• **Records about charts and figures**
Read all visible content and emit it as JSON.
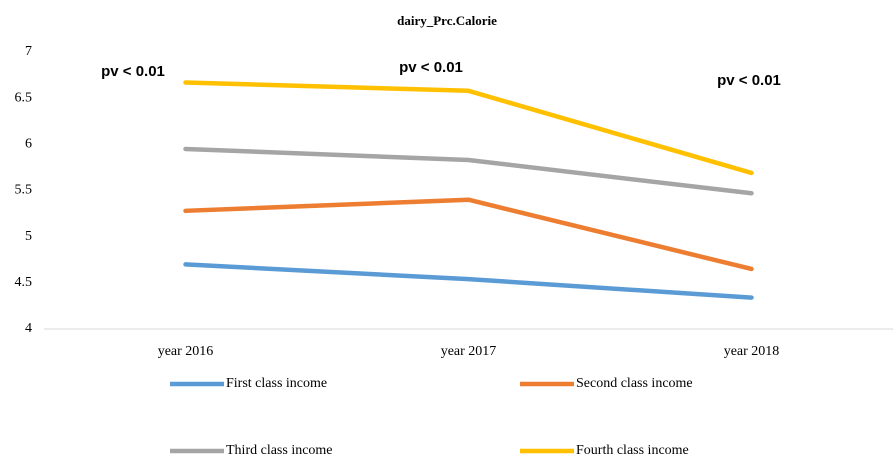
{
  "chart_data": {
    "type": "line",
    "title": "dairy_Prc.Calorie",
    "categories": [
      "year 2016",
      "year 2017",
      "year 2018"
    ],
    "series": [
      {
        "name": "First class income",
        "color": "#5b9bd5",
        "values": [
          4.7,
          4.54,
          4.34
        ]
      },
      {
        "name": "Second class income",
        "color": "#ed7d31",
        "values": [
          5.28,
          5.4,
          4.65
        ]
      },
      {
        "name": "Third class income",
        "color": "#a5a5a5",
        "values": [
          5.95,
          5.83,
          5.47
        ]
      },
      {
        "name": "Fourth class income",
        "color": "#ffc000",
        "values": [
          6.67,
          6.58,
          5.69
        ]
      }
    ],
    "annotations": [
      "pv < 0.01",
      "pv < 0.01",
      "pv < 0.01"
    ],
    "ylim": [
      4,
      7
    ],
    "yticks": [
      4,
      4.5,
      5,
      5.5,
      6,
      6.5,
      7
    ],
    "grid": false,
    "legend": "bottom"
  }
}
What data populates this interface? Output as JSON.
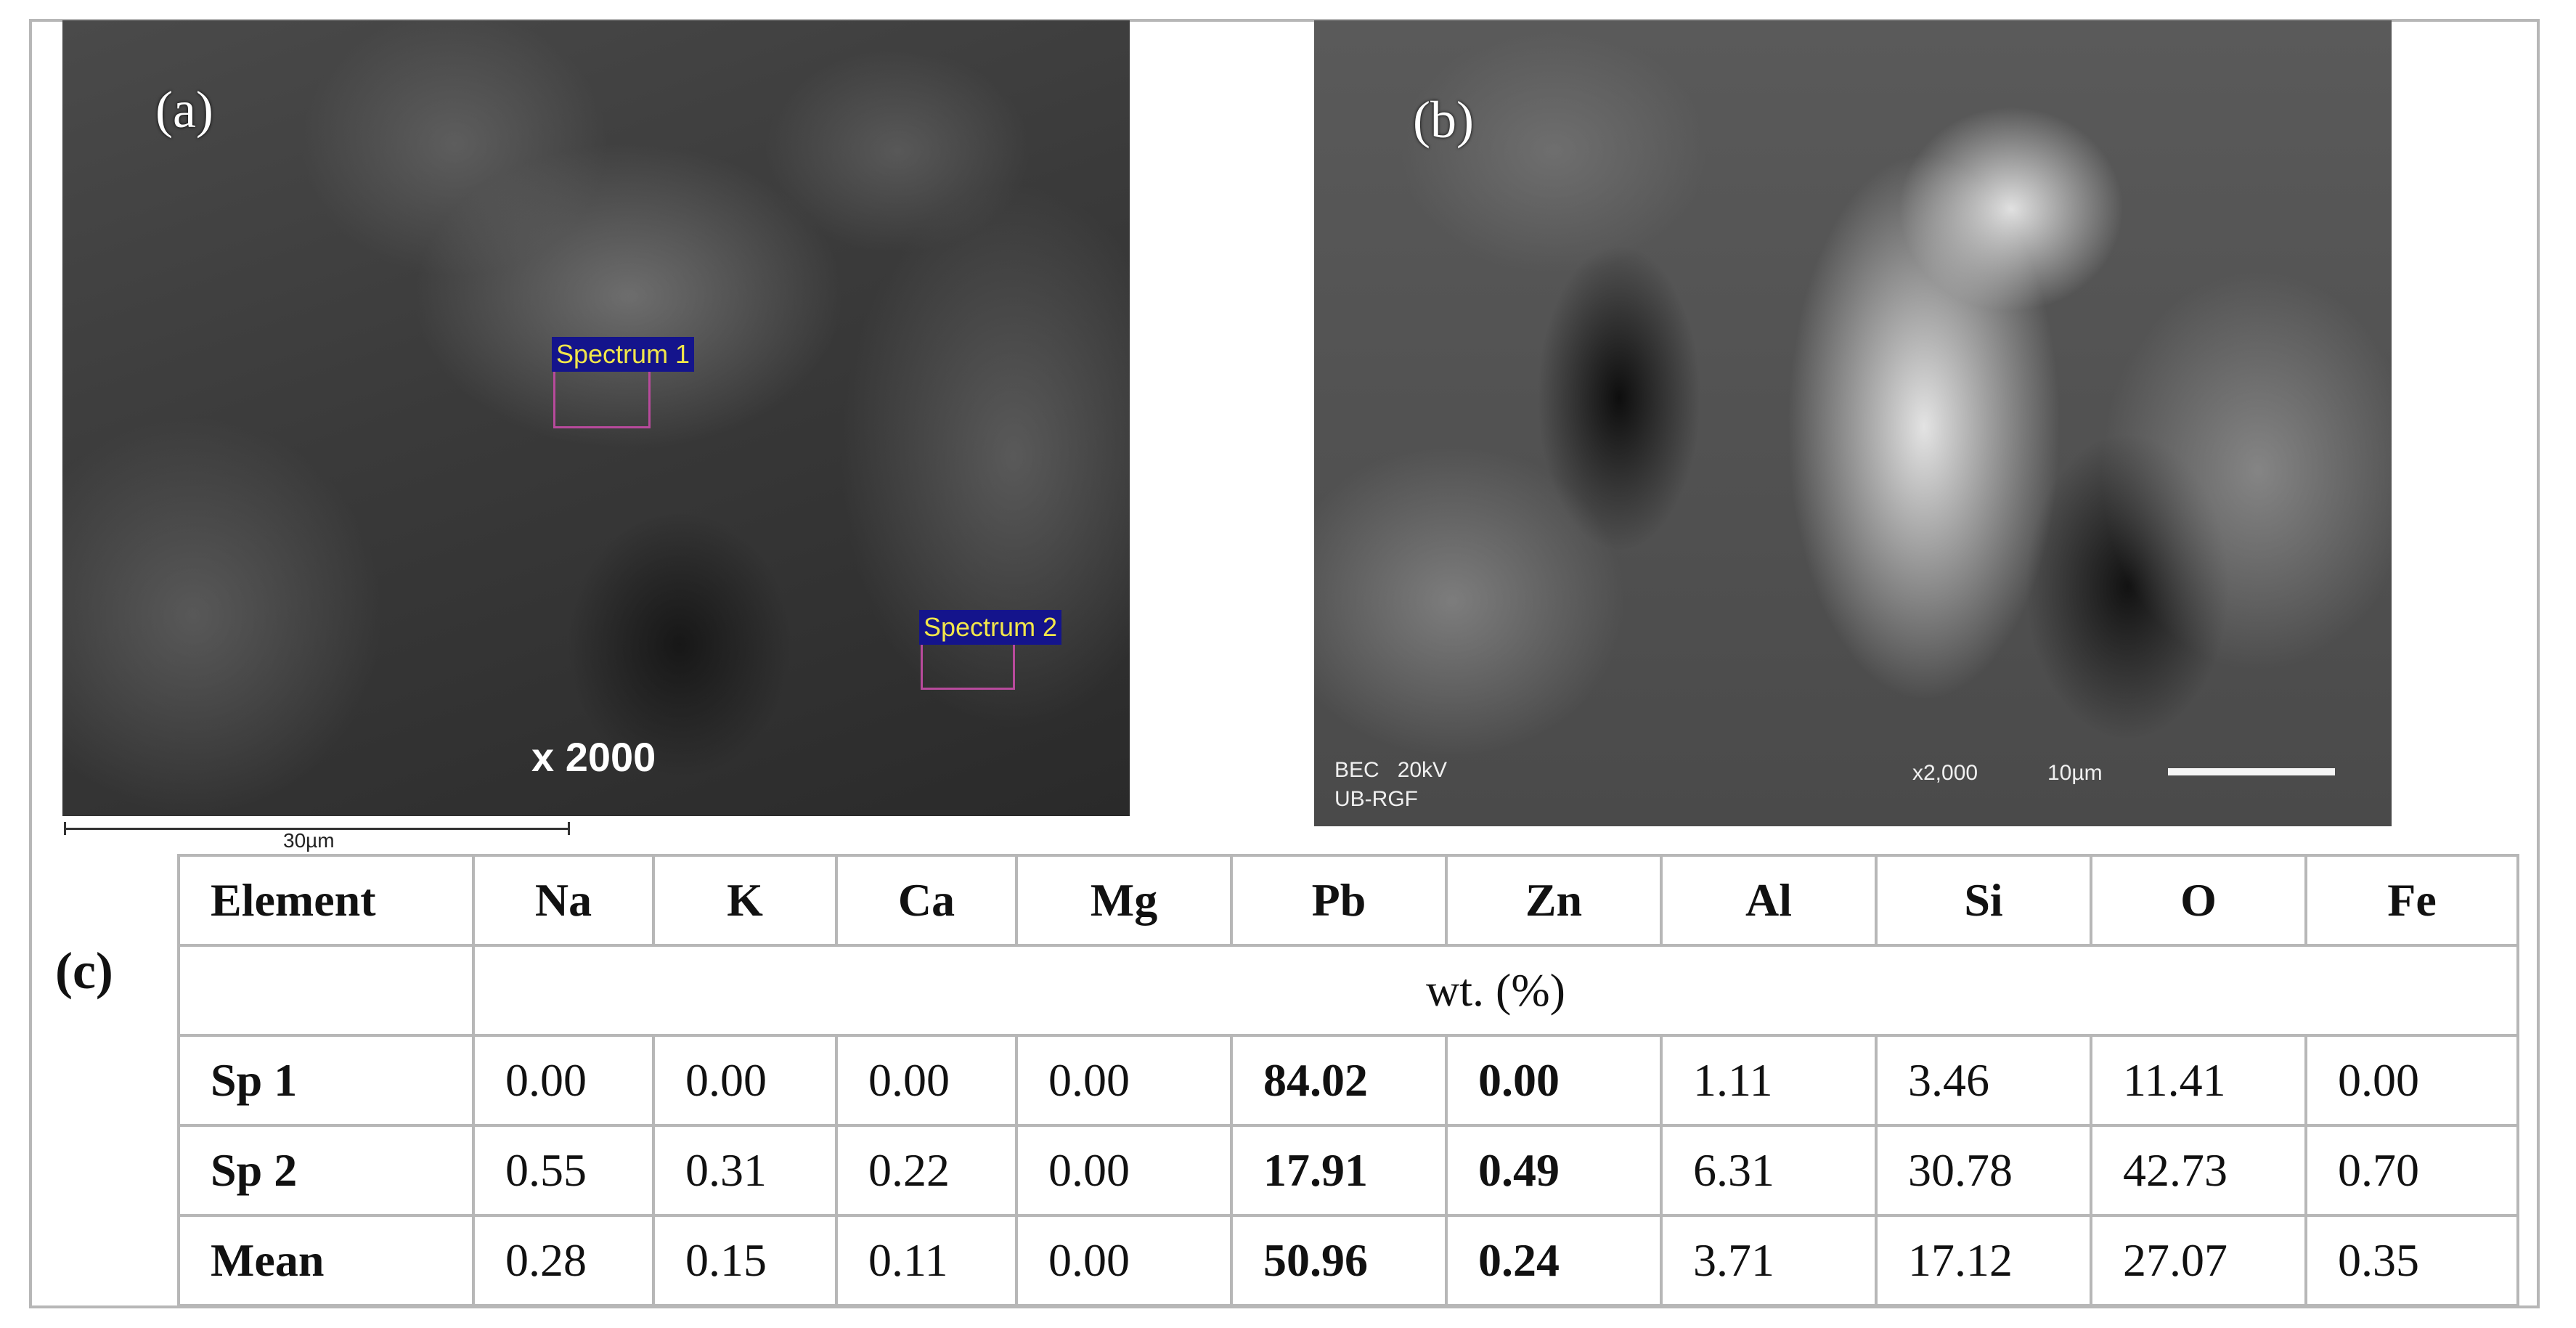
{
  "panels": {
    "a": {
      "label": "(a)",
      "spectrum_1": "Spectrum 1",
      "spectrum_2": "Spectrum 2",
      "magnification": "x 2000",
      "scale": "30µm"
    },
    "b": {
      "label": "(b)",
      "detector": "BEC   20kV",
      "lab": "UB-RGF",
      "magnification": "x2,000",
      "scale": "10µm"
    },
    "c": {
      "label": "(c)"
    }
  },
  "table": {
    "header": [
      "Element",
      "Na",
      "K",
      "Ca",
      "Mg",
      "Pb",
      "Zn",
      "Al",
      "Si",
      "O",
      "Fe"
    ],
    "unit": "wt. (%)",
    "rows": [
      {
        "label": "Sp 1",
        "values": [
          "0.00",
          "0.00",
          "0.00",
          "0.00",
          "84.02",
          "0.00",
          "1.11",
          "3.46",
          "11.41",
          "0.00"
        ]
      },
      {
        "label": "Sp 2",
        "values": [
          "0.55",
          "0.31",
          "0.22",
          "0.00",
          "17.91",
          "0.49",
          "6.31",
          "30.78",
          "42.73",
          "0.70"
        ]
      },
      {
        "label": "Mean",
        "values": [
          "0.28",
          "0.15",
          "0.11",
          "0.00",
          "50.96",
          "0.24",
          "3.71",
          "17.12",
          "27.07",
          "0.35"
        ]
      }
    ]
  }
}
...
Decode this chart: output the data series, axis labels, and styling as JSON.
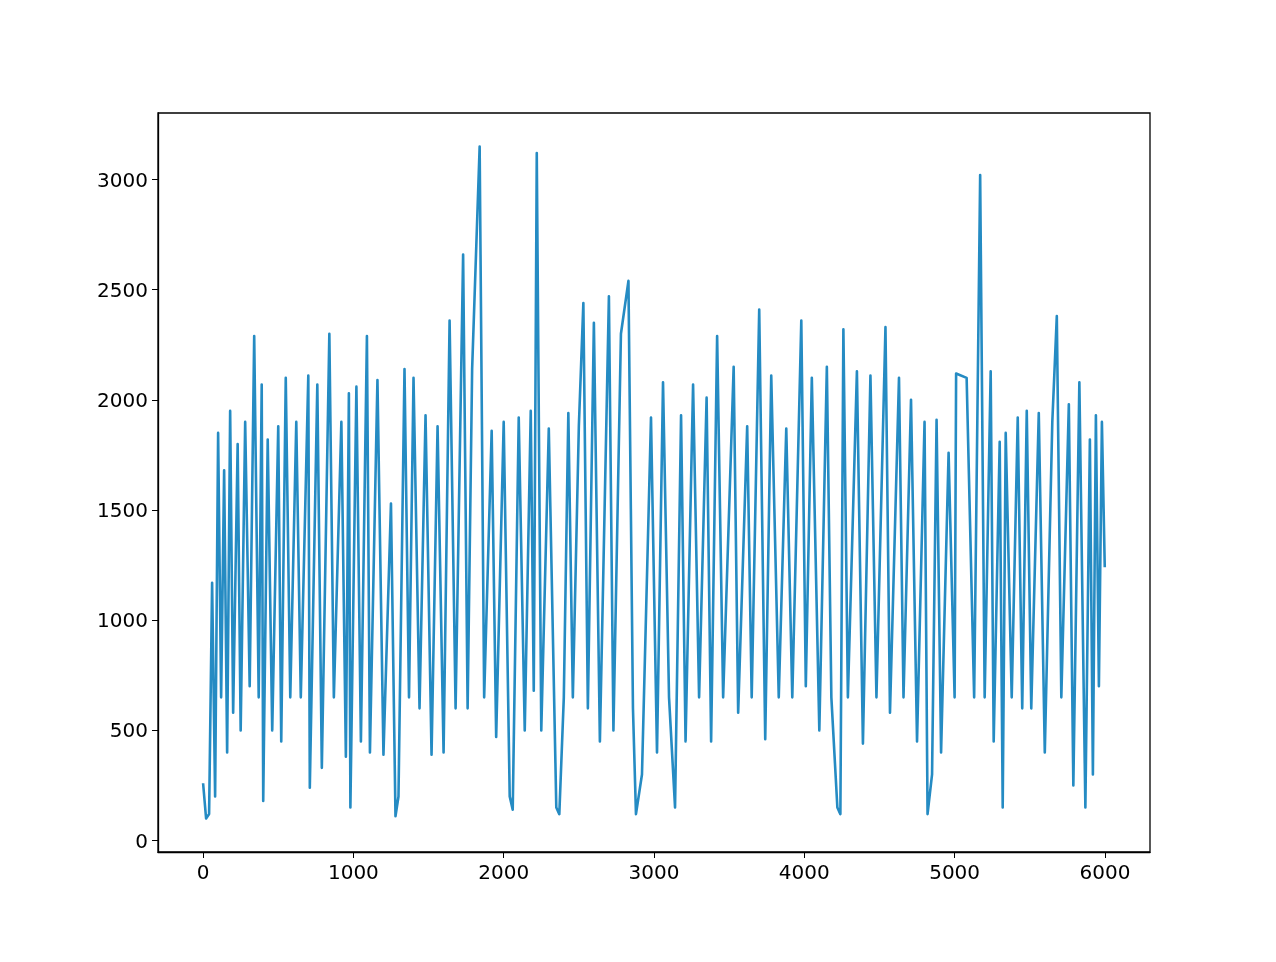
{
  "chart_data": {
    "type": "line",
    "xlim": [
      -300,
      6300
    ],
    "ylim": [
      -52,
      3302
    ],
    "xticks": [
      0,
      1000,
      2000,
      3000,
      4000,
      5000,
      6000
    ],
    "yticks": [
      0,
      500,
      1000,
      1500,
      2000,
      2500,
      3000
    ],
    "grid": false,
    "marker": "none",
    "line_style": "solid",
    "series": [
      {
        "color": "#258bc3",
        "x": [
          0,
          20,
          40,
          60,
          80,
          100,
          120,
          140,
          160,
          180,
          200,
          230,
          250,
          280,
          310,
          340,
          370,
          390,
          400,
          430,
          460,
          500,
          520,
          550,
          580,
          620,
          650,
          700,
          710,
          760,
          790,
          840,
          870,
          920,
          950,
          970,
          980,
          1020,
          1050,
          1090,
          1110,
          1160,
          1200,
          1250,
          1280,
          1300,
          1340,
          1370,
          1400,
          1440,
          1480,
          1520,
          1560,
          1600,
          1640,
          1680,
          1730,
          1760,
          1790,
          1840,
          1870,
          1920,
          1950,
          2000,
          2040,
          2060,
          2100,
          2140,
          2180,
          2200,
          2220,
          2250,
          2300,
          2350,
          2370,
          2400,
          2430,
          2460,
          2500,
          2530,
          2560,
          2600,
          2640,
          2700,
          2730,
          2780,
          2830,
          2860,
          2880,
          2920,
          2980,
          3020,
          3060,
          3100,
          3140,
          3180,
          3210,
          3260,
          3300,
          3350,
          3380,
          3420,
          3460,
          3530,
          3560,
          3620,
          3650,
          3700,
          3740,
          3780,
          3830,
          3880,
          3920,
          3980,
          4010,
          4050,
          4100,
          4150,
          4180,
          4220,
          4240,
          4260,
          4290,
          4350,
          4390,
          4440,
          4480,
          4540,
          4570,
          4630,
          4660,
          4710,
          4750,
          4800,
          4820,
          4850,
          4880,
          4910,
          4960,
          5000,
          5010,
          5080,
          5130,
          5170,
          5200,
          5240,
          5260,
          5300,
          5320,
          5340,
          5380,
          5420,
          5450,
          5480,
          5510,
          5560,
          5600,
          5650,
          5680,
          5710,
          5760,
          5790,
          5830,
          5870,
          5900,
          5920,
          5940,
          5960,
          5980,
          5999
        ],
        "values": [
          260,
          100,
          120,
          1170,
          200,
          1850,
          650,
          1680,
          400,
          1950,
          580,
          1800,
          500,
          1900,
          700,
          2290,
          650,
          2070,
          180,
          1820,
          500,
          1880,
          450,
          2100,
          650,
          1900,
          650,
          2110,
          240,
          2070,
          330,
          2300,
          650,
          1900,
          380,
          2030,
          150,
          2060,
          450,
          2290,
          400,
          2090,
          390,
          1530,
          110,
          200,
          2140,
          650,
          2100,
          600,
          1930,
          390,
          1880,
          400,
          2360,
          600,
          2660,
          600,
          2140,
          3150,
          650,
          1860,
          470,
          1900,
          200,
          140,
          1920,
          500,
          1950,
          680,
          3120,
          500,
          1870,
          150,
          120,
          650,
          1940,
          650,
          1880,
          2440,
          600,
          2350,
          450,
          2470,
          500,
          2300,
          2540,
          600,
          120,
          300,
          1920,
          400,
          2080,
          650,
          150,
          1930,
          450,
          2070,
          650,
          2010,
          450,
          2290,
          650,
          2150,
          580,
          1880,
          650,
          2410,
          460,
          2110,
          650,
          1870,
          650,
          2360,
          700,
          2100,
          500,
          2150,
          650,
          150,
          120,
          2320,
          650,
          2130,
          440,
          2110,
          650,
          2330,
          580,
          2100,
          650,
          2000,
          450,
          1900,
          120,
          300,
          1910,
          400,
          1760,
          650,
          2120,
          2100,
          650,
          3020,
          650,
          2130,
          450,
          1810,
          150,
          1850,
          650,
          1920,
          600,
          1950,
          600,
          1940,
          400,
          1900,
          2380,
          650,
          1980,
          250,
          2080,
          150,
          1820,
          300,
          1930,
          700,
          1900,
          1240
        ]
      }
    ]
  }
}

• **What you should do**
Locate the word "color" in the entries, and copy every line where it is found.

• **Result below**
        "color": "#5b9bd5",
        "color": "#ed7d31",
        "color": "#a5a5a5",
        "color": "#ffc000",
        "color": "#258bc3",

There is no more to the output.